* BEGIN Document passage *

The increasing complexity of the sub-atomic zoo that plasma
physicists were uncovering also concerned me.
The bizarreness of the results suggested to me that one might find
almost anything by sufficient application of physics. This tended to confirm my belief that physics
was based on false assumptions.
Conveniently, the Taoism and Zen Buddhism that I had studied
in Chinese intellectual history provided an attractive, alternative world view.
I had also been studying yoga in P.E.
I began attending a Quaker Meeting near campus, which
appealed to my mew Zen-like awareness.

* END Document passage *

To do
A) Say whether each statement agrees with the passage on physics and Zen. Answer yes or no, and quote the deciding words. (i) The Quaker Meeting the narrator attended was near campus. (ii) The narrator had studied Taoism and Zen Buddhism in a physics course. (iii) The narrator had been studying yoga in P.E.
B) Rewrite the passage on physics and Zen, starting with "Conveniently, the Taoism" and going on through "mew Zen-like awareness.", with "Quaker Meeting" changed to "Friends Meeting".
C) Write what comes next in the passage on physics and Zen, picking up after its final sentence.

* BEGIN Given data *

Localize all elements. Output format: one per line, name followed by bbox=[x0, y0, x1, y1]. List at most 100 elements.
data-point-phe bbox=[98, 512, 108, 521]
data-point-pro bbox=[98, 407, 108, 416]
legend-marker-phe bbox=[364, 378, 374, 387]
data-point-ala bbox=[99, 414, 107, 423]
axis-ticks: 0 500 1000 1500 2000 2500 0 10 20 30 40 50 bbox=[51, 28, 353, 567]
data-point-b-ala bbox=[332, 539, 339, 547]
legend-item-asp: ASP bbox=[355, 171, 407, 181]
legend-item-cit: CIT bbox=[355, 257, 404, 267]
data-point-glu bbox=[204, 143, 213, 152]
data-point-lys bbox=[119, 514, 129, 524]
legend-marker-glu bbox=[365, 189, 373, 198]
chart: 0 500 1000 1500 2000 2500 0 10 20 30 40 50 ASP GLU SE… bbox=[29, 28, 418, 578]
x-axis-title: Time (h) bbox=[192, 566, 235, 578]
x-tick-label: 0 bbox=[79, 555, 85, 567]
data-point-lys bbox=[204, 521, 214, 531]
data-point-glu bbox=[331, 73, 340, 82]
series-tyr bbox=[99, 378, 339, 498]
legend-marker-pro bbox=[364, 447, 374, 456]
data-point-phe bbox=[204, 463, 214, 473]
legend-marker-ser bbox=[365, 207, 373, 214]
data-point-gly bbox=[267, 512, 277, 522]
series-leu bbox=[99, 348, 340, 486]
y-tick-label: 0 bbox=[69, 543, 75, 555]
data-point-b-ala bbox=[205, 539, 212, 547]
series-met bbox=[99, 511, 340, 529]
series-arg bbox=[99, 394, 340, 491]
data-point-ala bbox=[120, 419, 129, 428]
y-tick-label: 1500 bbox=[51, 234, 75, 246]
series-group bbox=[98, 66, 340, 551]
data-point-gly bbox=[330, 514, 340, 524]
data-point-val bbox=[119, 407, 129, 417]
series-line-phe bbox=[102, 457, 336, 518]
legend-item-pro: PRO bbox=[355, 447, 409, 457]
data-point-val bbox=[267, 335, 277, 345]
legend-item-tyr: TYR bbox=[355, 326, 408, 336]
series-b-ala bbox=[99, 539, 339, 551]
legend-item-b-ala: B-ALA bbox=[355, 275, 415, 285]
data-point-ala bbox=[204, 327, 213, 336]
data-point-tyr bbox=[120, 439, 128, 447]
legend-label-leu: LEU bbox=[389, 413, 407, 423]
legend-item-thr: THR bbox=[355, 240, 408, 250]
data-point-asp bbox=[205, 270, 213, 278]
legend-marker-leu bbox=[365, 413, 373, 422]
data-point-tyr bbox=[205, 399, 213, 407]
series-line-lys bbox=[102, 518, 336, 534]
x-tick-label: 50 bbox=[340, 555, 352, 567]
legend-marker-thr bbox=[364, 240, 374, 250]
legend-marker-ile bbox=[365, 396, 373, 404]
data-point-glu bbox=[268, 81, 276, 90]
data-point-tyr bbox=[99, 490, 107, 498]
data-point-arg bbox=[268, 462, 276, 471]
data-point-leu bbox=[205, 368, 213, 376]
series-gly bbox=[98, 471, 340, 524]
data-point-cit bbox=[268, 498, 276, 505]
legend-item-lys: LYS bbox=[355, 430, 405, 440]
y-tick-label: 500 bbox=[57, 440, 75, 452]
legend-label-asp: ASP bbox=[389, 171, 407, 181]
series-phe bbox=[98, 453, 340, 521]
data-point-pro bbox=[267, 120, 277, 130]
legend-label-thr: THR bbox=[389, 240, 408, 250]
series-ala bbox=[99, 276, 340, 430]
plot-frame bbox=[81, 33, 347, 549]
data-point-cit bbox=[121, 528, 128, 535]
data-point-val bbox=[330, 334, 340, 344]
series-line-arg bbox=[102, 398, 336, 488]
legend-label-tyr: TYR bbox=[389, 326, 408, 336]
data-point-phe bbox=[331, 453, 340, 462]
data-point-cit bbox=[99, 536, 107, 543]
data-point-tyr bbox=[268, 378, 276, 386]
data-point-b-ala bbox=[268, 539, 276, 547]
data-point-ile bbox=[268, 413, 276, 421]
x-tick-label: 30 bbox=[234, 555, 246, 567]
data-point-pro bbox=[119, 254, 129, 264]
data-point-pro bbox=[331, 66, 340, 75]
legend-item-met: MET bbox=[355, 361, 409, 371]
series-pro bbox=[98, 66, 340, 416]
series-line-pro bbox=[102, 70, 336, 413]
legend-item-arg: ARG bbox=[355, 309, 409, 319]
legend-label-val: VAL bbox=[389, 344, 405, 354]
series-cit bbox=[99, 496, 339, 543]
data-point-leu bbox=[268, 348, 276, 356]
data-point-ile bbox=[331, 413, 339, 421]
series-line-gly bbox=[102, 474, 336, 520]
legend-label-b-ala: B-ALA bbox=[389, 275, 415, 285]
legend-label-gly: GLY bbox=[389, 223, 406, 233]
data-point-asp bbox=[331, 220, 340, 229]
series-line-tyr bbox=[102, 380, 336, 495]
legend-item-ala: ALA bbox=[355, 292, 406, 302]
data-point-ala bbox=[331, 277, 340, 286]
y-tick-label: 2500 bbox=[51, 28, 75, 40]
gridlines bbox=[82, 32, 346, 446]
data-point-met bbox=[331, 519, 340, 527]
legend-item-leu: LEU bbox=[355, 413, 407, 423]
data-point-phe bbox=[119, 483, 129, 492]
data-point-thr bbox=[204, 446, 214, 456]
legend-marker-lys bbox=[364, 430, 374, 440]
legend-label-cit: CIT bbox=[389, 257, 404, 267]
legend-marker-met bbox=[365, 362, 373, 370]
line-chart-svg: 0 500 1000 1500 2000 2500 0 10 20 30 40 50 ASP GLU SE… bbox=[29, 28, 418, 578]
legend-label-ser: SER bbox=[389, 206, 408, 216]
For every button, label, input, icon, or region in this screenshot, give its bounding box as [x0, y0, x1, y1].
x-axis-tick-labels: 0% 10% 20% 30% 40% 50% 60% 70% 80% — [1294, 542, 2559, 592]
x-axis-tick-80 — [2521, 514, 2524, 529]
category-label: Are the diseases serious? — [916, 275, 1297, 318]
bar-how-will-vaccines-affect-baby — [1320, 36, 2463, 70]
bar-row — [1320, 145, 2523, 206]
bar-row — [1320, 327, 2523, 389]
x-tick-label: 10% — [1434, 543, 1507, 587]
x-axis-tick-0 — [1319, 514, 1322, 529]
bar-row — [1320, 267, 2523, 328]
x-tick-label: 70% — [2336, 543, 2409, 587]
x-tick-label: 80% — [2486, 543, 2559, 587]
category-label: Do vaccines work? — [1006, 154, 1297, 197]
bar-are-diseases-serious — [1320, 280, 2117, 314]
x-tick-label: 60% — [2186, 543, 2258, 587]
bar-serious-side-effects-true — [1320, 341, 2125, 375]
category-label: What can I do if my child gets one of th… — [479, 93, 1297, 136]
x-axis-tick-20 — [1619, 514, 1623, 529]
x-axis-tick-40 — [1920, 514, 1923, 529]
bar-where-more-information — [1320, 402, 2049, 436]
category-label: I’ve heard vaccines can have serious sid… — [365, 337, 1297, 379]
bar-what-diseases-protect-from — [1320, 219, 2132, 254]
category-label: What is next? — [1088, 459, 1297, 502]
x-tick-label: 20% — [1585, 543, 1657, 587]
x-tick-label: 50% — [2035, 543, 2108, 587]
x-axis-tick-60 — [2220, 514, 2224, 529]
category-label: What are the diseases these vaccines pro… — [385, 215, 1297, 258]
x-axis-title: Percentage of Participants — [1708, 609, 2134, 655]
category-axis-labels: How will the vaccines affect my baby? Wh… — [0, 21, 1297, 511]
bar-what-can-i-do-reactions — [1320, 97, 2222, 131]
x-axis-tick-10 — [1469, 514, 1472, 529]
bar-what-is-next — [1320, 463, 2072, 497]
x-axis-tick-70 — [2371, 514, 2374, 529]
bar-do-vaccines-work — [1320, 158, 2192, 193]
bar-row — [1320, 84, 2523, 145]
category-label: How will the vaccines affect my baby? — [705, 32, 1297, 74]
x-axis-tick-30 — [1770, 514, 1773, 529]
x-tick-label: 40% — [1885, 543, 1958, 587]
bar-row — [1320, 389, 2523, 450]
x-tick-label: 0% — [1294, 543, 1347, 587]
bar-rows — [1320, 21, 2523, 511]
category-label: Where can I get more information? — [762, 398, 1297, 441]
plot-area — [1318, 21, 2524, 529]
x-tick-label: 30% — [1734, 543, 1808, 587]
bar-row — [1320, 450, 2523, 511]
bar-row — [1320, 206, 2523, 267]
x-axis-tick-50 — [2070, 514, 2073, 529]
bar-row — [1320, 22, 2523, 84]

* END Given data *

The results
A)
(i) Yes: "I began attending a Quaker Meeting near campus"
(ii) No: "the Taoism and Zen Buddhism that I had studied in Chinese intellectual history"
(iii) Yes: "I had also been studying yoga in P.E."

B)
Conveniently, the Taoism and Zen Buddhism that I had studied
in Chinese intellectual history provided an attractive, alternative world view.
I had also been studying yoga in P.E.
I began attending a Friends Meeting near campus, which
appealed to my mew Zen-like awareness.

C)
It also appealed to me because of its pacifism, which felt right to me
in light of the bombing of my father’s laboratory. I, too, had been opposed to the war in
Vietnam, but could not at all support the idea of bombing my father’s
laboratory. The very first message I
heard in a Quaker Meeting was “I need not shout my faith. The very hills are mute, yet how they speak
of God.” This had exactly 17 words. 17 was a very fashionable number in the math
department. This message also spoke to
my disapproval of the way I saw some Christians expressing their faiths. It all sort of crystallized for me. It took three and a half years, but I
eventually became a Quaker. In this way,
I began on a path of seeking truth through meditation, while still at
Dartmouth.
I tried auditing a course in European intellectual history
to balance my Chinese intellectual history.
I found the European one so boring that I could not stand it — besides,
it all seemed to be leading in the direction of the mathematical and scientific
reasoning that I was rejecting.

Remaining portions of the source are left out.